Requirements:
Beginning with the line where "Decode this image" appears, retype every remaining line of the data below, both the first and last included.

[Records excerpted from a collection]

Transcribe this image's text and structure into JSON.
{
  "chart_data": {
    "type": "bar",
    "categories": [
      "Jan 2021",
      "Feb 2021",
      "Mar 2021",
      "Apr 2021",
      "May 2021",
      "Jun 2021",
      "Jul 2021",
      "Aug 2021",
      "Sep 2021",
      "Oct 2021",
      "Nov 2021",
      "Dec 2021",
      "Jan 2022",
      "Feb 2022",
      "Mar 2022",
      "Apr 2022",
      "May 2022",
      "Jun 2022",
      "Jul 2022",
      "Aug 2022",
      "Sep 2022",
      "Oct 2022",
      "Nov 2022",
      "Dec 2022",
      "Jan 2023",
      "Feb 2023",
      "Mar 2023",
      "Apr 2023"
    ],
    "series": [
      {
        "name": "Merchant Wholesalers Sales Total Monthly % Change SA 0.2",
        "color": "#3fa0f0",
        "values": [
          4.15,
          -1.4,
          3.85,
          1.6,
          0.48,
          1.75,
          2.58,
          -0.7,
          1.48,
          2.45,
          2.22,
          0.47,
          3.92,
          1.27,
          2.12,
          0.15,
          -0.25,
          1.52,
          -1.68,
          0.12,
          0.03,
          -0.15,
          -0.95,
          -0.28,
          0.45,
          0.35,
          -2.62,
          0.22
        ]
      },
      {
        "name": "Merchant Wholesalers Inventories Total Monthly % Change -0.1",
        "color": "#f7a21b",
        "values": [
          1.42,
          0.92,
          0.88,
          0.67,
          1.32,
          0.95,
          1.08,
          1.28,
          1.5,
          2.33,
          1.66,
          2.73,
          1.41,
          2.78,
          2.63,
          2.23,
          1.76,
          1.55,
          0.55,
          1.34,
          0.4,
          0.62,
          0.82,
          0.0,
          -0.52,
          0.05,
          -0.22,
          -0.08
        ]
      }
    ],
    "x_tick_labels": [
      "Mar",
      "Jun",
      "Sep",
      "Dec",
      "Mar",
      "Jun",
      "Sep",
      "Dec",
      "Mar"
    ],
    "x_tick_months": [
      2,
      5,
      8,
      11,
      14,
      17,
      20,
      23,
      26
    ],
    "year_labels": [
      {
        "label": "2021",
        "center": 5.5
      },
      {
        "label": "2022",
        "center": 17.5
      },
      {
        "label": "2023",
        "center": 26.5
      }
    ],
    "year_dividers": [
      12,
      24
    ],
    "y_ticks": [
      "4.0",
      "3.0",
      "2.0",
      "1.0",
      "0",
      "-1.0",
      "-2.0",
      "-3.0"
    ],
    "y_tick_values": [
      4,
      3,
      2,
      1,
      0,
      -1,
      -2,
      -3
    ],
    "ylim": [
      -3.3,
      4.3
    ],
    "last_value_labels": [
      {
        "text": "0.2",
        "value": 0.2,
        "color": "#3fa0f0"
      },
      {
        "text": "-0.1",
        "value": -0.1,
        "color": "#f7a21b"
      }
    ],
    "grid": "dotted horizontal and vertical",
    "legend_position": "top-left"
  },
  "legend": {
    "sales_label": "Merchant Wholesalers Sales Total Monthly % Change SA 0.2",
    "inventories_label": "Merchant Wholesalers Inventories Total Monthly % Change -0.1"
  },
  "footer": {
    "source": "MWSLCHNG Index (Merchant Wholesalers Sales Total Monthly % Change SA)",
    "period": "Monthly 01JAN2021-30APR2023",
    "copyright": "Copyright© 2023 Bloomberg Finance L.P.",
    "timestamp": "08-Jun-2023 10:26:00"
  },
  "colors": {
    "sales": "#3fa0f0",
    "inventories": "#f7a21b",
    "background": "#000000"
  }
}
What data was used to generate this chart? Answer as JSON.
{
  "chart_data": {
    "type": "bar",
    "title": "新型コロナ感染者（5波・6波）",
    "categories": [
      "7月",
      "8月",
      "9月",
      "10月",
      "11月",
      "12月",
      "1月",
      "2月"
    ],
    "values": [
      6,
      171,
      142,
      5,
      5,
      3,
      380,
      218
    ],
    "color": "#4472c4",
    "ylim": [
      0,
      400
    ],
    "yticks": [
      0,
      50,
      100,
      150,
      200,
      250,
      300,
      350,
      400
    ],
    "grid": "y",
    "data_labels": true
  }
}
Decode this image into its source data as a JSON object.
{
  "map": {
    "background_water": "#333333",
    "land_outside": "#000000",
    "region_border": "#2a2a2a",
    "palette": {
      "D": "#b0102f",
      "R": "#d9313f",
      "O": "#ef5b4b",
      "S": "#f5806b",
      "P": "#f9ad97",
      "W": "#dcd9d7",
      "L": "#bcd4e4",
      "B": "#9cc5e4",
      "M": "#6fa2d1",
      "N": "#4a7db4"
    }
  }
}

Response to this task:
Decode this image into its source data as a JSON object.
{
  "map": {
    "background_water": "#333333",
    "land_outside": "#000000",
    "region_border": "#2a2a2a",
    "palette": {
      "D": "#b0102f",
      "R": "#d9313f",
      "O": "#ef5b4b",
      "S": "#f5806b",
      "P": "#f9ad97",
      "W": "#dcd9d7",
      "L": "#bcd4e4",
      "B": "#9cc5e4",
      "M": "#6fa2d1",
      "N": "#4a7db4"
    }
  }
}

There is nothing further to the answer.